#### PROBLEM DETAILS
Pull out all lines from the listing below in which the word "CURRENTBODY" appears.

#### ENTRIES PROVIDED
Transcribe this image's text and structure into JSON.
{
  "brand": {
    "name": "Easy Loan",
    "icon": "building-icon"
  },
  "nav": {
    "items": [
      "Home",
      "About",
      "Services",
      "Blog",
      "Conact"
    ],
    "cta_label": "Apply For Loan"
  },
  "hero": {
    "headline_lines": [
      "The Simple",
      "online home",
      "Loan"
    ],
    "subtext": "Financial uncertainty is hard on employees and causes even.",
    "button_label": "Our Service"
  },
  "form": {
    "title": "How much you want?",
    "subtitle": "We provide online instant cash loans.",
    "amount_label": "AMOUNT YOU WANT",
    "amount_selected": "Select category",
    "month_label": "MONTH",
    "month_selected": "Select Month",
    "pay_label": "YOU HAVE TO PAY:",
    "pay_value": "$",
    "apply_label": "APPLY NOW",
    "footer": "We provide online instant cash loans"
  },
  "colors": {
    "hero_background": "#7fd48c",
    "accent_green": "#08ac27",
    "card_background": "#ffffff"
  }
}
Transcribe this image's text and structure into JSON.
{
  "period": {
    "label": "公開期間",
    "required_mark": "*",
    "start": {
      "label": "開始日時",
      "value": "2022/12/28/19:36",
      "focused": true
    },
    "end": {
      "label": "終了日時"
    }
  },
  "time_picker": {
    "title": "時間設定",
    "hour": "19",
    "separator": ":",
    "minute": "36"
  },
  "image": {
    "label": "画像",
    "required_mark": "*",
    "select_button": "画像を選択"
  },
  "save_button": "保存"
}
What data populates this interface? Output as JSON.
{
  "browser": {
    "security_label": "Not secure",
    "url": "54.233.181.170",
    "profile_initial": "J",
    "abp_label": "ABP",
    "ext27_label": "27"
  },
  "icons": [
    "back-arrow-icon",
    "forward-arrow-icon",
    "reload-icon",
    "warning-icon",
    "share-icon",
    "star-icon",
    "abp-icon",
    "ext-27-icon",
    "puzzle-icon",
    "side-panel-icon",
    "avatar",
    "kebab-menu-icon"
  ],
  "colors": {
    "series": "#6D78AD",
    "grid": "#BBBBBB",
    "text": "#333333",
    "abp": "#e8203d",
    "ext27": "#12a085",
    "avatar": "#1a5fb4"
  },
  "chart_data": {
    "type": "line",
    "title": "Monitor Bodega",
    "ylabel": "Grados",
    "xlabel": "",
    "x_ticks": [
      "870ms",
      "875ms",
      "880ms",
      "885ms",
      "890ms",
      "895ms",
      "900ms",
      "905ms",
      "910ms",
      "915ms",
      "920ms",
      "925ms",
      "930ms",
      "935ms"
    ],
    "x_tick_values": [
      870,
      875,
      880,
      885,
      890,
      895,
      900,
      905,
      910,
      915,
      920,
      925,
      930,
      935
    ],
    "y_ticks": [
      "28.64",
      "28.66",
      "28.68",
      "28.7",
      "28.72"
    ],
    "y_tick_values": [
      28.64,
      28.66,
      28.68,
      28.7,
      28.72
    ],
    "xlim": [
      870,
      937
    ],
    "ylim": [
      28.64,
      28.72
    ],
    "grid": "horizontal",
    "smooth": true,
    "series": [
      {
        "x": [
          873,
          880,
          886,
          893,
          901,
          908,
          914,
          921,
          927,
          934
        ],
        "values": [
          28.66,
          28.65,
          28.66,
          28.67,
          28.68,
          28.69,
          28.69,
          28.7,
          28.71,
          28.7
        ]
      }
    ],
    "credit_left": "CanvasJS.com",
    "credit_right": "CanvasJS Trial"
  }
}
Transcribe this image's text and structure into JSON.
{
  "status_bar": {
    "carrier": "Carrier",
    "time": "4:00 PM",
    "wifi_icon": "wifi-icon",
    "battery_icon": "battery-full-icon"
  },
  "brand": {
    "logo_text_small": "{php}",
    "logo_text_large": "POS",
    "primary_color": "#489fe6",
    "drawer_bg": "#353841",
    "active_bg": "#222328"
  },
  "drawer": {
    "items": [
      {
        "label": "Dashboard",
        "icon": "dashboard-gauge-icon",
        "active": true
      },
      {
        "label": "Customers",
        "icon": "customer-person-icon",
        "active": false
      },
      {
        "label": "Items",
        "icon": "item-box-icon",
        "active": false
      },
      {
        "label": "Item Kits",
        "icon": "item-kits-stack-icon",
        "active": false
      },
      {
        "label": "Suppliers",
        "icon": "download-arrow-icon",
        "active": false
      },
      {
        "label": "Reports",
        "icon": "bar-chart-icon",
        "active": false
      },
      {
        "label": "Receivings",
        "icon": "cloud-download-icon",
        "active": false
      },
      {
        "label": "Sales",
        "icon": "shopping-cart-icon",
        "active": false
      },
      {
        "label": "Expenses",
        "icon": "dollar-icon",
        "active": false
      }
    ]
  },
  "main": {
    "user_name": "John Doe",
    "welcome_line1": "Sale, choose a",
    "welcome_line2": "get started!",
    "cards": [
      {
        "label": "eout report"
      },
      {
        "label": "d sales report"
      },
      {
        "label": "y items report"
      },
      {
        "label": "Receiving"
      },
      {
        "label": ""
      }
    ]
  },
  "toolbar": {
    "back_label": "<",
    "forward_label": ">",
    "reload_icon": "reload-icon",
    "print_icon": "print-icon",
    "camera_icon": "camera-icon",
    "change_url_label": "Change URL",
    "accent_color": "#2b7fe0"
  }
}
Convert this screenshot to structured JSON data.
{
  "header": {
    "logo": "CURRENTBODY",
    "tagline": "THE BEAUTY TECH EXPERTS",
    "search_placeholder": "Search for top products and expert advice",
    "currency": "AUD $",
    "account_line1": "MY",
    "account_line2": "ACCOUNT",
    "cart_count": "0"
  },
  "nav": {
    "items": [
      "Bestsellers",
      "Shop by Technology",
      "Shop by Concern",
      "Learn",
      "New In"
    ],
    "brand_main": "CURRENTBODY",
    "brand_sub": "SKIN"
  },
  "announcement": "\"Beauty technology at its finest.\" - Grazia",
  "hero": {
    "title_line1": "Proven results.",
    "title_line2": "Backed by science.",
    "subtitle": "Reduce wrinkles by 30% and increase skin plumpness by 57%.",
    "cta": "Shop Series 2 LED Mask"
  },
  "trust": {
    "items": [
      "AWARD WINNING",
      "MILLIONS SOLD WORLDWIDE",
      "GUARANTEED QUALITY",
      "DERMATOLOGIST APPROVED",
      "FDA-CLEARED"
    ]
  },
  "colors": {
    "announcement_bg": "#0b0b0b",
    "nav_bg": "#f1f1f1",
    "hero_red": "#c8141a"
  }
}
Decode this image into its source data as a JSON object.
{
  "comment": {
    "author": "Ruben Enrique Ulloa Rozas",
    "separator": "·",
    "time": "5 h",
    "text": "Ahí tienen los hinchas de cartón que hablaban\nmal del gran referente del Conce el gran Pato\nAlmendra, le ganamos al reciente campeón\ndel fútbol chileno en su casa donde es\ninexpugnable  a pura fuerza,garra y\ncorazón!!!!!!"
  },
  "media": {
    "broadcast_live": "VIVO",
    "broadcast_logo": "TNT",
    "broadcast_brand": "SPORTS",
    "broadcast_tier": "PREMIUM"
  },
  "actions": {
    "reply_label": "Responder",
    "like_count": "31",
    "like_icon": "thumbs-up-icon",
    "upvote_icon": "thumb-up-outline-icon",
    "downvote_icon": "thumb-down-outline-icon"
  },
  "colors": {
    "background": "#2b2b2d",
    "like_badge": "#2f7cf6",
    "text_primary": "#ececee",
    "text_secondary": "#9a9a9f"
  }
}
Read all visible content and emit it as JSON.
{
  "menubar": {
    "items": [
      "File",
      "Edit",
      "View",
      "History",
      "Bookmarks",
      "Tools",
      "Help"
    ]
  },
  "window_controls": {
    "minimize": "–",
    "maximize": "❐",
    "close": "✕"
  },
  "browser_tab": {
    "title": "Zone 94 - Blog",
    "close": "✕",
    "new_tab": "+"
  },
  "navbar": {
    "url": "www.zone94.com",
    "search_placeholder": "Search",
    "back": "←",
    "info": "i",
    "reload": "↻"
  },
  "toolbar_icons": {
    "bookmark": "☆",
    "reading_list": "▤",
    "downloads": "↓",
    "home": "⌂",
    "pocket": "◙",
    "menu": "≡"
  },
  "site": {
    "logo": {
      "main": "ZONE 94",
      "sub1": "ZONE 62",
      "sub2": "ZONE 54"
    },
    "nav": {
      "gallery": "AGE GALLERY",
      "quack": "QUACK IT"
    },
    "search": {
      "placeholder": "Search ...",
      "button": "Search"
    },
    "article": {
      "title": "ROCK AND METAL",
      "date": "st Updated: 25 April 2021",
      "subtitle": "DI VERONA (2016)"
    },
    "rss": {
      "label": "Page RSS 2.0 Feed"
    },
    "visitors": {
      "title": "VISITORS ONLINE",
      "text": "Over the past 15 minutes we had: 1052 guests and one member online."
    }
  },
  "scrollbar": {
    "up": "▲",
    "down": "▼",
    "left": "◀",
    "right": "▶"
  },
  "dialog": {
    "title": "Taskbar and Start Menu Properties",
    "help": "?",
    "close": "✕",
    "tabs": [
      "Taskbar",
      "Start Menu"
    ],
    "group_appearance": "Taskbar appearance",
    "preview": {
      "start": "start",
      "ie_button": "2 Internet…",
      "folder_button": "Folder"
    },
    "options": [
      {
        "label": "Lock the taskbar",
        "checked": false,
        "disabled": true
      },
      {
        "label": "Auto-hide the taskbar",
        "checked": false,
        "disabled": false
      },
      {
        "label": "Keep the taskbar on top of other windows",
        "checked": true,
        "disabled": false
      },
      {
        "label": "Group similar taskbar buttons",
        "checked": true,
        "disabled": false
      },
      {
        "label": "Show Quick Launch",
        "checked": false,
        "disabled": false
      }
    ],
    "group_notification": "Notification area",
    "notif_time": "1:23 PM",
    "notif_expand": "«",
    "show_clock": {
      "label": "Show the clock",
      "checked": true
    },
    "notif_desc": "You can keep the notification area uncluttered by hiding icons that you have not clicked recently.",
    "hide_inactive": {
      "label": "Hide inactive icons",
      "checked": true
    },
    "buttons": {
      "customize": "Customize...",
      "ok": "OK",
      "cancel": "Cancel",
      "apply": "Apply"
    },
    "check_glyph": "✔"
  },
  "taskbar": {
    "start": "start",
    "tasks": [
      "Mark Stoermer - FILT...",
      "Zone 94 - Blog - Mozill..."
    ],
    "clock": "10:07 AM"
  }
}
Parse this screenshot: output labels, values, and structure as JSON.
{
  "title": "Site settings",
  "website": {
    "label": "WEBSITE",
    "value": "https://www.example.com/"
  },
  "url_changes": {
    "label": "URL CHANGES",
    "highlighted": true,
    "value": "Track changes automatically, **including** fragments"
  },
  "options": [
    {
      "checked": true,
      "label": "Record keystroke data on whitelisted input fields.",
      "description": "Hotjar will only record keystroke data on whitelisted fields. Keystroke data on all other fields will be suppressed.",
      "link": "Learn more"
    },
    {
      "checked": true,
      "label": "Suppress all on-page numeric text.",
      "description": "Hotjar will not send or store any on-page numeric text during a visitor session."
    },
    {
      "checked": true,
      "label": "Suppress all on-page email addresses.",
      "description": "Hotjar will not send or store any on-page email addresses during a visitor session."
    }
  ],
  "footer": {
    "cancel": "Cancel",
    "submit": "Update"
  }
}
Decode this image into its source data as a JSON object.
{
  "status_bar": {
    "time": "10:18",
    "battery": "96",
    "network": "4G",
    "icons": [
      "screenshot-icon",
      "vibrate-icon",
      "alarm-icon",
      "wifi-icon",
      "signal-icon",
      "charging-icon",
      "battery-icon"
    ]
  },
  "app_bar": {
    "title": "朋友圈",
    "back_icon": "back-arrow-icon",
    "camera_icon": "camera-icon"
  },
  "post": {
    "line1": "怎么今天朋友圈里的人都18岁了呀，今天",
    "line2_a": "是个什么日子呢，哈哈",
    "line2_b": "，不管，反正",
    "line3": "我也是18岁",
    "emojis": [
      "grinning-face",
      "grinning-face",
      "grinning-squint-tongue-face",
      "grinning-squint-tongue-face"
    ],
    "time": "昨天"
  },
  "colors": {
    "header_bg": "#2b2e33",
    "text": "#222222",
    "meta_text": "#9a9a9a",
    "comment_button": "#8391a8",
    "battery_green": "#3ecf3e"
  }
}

#### EXERCISE RESPONSE
    "logo": "CURRENTBODY",
    "brand_main": "CURRENTBODY",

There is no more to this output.